→ **WHAT IS EXPECTED**: Find the lines holding "members" and copy them.
※
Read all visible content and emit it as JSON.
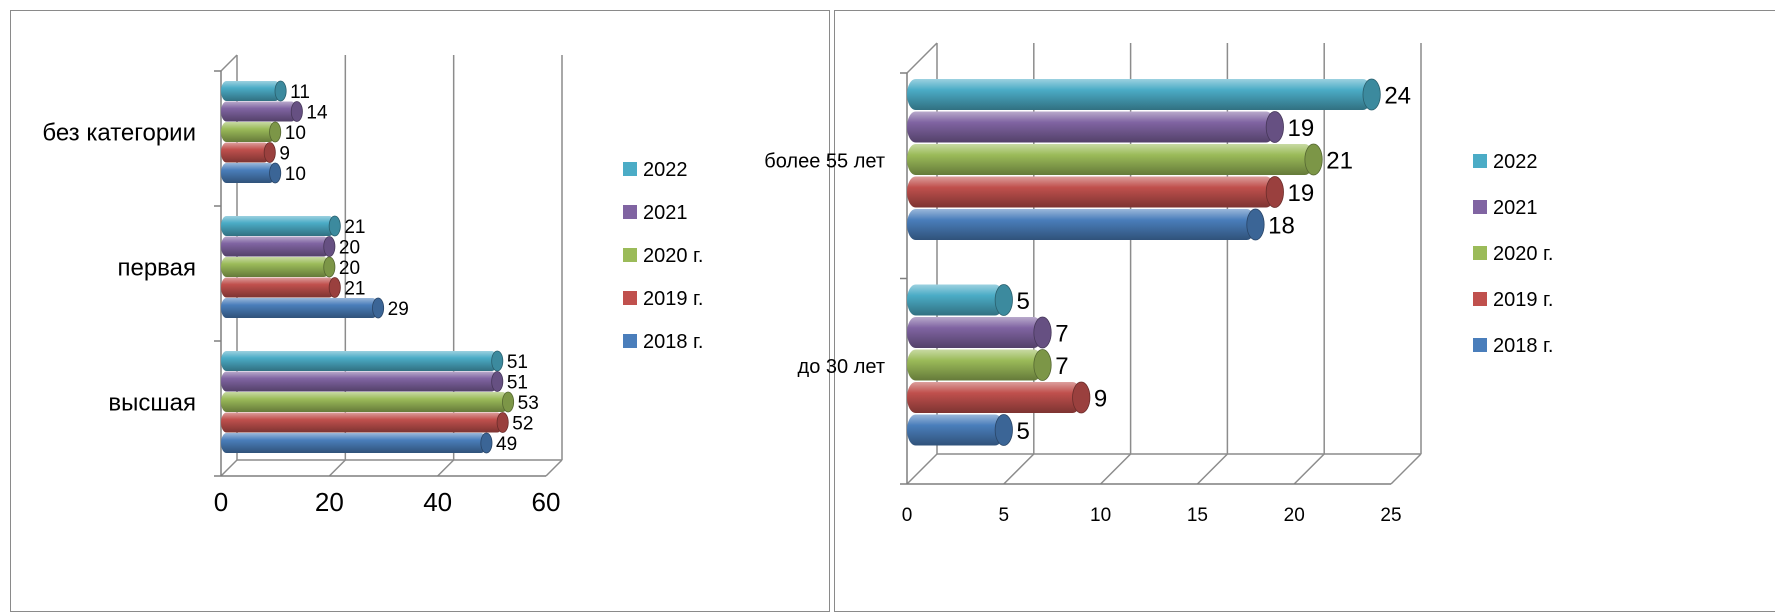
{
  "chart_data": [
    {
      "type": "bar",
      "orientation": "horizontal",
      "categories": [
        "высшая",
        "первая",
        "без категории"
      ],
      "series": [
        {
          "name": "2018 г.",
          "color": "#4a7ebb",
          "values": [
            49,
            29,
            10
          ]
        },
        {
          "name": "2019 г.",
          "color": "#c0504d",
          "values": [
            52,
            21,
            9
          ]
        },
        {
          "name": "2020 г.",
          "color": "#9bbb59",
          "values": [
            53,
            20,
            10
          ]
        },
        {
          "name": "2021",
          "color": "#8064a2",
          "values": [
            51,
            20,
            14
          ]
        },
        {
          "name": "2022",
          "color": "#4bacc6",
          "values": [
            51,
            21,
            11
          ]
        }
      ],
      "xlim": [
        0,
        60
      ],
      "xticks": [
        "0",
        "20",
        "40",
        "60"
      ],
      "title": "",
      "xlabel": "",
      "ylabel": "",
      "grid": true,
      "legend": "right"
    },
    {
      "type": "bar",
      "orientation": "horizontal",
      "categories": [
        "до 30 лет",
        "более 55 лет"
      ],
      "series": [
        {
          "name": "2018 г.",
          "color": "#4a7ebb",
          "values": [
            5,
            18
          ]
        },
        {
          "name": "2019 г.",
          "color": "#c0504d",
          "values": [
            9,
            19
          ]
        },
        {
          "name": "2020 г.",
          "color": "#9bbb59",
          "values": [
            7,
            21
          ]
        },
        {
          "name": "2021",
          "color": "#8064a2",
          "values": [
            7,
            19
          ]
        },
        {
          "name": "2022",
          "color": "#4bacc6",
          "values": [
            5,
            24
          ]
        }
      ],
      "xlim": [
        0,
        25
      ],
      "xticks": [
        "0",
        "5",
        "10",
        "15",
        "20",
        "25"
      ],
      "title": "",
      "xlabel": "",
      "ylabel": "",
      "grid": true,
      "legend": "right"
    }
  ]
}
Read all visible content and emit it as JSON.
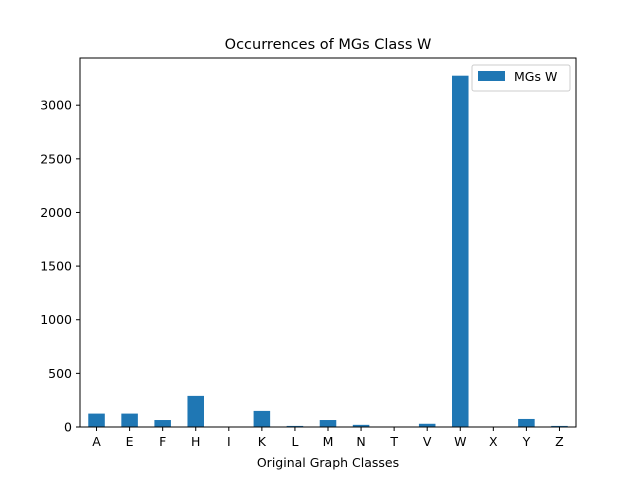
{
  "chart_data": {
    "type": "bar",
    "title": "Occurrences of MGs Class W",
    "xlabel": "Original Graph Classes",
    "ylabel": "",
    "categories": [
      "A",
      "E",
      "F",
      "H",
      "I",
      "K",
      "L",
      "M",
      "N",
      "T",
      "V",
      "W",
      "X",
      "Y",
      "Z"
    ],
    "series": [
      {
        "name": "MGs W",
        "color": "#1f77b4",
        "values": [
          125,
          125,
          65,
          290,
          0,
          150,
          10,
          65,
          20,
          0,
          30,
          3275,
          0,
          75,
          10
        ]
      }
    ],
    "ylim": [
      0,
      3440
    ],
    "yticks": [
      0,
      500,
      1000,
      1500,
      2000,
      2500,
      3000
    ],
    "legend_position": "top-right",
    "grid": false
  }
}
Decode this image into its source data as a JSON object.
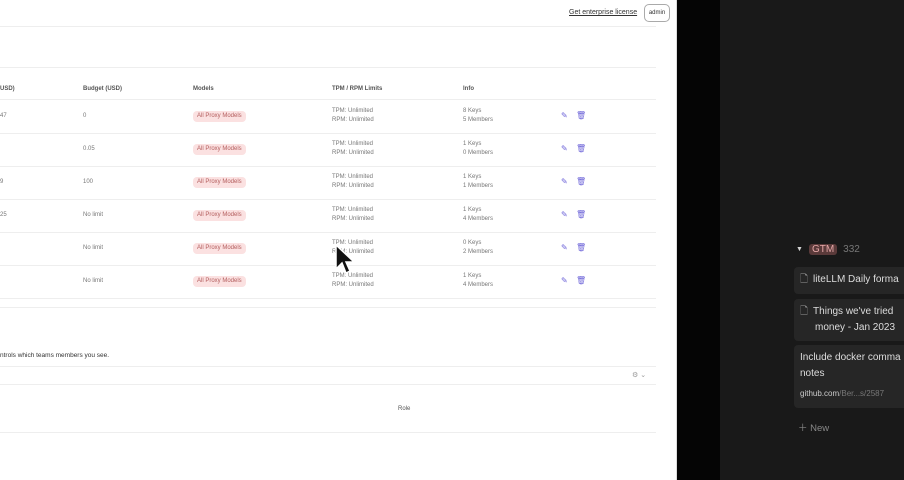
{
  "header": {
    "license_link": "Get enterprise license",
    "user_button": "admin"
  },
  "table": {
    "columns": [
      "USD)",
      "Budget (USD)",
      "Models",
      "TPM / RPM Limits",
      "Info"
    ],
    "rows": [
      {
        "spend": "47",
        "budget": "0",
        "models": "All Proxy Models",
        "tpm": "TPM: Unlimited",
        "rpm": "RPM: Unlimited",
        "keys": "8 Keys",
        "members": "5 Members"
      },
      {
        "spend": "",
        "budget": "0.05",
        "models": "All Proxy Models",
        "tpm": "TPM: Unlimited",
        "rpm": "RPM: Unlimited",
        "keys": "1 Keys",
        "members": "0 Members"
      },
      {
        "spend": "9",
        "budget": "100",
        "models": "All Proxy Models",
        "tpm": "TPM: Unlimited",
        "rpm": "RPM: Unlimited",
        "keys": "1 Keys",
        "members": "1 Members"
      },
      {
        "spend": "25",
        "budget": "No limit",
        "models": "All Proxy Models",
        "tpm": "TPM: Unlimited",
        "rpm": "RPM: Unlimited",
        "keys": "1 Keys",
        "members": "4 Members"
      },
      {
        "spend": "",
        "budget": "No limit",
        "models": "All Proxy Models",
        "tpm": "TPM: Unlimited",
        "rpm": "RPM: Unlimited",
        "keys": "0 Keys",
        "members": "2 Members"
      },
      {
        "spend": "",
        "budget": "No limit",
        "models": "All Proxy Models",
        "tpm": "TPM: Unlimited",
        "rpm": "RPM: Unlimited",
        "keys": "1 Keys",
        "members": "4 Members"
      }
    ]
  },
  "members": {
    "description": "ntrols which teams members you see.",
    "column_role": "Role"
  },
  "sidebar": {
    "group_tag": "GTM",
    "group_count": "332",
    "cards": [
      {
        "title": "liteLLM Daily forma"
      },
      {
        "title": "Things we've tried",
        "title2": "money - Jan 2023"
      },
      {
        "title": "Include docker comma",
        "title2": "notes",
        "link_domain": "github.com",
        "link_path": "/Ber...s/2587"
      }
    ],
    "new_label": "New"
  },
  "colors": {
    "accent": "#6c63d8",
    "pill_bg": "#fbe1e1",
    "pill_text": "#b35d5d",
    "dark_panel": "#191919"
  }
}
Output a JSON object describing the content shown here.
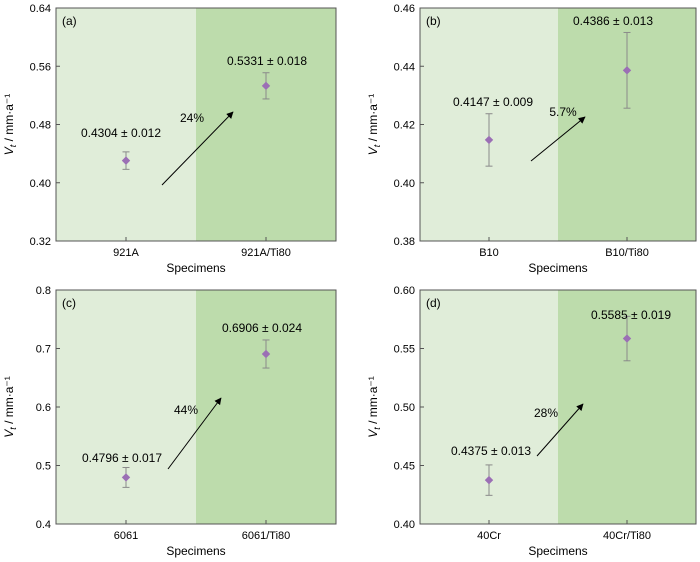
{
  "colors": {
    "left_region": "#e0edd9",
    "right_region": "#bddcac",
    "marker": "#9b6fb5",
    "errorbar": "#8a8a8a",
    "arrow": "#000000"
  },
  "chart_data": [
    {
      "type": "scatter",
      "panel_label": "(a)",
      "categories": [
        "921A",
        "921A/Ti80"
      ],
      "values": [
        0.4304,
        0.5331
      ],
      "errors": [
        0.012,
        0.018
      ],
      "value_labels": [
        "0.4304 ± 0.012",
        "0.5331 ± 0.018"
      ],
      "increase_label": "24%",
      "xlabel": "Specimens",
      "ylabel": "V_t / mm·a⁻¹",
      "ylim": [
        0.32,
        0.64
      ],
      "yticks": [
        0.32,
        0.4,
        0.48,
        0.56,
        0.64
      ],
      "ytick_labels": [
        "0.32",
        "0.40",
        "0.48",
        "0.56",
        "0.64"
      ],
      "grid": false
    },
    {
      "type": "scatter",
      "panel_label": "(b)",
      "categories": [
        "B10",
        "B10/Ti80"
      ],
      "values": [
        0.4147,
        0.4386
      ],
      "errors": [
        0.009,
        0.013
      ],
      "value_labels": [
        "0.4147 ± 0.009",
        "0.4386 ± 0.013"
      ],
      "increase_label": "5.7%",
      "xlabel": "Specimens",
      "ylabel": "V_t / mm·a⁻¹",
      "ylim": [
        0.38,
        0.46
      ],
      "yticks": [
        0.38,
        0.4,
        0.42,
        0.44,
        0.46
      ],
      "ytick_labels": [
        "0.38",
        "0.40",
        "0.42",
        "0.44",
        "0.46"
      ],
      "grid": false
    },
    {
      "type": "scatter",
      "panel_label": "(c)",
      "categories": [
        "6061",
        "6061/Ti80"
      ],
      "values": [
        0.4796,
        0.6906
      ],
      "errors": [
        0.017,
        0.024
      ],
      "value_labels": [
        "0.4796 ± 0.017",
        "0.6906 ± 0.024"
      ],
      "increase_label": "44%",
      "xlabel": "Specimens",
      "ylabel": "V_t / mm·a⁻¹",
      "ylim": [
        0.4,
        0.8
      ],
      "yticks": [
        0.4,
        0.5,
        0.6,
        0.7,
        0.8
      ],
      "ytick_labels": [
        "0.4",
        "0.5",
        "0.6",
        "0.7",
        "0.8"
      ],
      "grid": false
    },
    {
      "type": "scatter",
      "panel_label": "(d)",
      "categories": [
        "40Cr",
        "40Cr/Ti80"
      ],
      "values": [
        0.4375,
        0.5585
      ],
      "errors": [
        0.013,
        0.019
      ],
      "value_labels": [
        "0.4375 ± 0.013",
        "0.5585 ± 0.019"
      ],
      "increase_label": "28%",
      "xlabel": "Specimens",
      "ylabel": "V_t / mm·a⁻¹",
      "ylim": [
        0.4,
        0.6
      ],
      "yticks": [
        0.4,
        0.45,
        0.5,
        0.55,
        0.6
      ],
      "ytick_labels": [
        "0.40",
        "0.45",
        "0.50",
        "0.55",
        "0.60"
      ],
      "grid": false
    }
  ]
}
※
→ **RESPONSE**:
        "members": "5 Members"
        "members": "0 Members"
        "members": "1 Members"
        "members": "4 Members"
        "members": "2 Members"
        "members": "4 Members"
  "members": {
    "description": "ntrols which teams members you see.",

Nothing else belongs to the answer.